_Given task:_ Report how many lines hold the word "gagné"; give nothing but the number.

-------- Materials provided

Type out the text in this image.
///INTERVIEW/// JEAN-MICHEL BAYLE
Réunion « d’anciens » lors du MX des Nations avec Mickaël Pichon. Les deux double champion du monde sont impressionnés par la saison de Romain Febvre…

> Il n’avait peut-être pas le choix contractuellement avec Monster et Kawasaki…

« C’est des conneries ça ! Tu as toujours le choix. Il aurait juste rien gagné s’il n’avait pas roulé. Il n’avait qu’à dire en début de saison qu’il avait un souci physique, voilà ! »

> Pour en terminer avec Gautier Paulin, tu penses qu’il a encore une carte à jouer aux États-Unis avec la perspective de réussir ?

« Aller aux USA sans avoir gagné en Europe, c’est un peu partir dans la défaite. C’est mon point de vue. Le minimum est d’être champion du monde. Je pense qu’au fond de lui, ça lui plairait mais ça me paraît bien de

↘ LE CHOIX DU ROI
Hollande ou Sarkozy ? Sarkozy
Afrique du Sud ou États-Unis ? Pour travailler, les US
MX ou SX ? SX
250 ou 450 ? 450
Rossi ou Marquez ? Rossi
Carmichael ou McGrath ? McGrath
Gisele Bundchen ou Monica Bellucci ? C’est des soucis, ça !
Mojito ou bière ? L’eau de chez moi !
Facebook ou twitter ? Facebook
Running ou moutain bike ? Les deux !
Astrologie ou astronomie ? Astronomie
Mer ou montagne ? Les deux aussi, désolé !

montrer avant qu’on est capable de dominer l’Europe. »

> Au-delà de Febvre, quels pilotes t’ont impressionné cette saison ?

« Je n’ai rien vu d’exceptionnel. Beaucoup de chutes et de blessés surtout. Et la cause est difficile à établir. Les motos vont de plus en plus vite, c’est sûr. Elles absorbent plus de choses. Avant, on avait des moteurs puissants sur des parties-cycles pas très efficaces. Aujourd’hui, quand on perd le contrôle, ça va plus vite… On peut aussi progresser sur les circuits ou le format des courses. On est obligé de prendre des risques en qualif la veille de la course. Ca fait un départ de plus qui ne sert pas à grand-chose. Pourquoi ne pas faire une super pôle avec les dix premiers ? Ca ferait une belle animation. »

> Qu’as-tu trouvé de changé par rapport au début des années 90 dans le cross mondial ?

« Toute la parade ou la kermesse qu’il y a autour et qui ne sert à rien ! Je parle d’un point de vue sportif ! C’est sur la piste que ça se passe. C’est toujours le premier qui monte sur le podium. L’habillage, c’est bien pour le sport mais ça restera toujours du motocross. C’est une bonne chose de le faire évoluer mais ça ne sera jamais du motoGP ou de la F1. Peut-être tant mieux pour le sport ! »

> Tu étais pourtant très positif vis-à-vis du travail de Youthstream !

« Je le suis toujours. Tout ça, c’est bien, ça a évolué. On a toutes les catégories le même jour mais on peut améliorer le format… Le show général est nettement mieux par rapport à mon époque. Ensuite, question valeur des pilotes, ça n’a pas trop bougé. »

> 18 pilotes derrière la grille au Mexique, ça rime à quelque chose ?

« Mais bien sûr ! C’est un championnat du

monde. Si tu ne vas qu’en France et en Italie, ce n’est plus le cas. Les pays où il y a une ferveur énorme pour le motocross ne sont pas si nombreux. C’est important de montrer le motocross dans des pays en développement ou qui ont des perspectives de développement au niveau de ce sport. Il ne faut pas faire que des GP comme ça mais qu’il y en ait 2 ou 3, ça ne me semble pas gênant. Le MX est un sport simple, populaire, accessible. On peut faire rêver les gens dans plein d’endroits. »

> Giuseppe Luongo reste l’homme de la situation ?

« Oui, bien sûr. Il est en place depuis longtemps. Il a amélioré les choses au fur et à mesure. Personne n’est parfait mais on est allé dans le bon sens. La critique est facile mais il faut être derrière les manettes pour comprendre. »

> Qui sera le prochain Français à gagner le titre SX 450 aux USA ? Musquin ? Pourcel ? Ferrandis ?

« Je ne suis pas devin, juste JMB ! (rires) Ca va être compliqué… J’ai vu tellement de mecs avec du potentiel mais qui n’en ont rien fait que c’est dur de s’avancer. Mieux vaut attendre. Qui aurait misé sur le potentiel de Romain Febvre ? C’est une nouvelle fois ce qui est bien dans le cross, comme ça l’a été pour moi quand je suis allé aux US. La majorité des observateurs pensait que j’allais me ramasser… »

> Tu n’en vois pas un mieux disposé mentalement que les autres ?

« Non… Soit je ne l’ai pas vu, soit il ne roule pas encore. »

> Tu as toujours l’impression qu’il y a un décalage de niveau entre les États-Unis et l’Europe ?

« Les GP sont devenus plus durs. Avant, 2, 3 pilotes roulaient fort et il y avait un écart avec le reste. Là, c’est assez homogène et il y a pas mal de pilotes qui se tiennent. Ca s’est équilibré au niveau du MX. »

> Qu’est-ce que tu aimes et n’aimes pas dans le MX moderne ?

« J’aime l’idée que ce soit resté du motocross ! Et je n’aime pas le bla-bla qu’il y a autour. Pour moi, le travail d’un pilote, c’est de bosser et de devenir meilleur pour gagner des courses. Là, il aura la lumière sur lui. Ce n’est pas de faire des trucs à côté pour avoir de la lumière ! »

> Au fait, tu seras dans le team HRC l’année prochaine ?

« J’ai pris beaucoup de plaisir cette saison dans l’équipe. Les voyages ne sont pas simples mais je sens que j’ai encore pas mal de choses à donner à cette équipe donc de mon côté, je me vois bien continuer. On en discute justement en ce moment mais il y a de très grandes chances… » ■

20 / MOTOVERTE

----------------

_Full output:_ 2